| What the exercise asks |
Extract all records. Keep each one exact.

Entries taken from a collection:
+===+
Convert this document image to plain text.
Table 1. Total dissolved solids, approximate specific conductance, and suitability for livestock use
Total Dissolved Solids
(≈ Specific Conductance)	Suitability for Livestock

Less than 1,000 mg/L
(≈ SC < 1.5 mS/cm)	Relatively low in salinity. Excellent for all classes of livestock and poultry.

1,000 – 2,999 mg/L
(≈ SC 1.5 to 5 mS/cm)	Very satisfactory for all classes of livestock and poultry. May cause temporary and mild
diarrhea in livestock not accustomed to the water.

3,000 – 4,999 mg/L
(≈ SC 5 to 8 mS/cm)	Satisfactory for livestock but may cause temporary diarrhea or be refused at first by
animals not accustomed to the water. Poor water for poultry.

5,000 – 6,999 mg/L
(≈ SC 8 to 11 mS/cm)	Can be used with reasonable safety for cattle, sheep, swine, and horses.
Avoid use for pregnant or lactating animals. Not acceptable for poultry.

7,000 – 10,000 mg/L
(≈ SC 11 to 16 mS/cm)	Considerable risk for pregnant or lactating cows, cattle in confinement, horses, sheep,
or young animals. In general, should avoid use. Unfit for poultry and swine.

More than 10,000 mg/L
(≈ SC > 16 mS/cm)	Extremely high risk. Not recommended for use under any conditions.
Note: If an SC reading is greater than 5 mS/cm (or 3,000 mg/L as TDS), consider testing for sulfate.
+===+
| Answer |
Convert this document image to plain text.
Table 1. Total dissolved solids, approximate specific conductance, and suitability for livestock use
Total Dissolved Solids
(≈ Specific Conductance)	Suitability for Livestock

Less than 1,000 mg/L
(≈ SC < 1.5 mS/cm)	Relatively low in salinity. Excellent for all classes of livestock and poultry.

1,000 – 2,999 mg/L
(≈ SC 1.5 to 5 mS/cm)	Very satisfactory for all classes of livestock and poultry. May cause temporary and mild
diarrhea in livestock not accustomed to the water.

3,000 – 4,999 mg/L
(≈ SC 5 to 8 mS/cm)	Satisfactory for livestock but may cause temporary diarrhea or be refused at first by
animals not accustomed to the water. Poor water for poultry.

5,000 – 6,999 mg/L
(≈ SC 8 to 11 mS/cm)	Can be used with reasonable safety for cattle, sheep, swine, and horses.
Avoid use for pregnant or lactating animals. Not acceptable for poultry.

7,000 – 10,000 mg/L
(≈ SC 11 to 16 mS/cm)	Considerable risk for pregnant or lactating cows, cattle in confinement, horses, sheep,
or young animals. In general, should avoid use. Unfit for poultry and swine.

More than 10,000 mg/L
(≈ SC > 16 mS/cm)	Extremely high risk. Not recommended for use under any conditions.
Note: If an SC reading is greater than 5 mS/cm (or 3,000 mg/L as TDS), consider testing for sulfate.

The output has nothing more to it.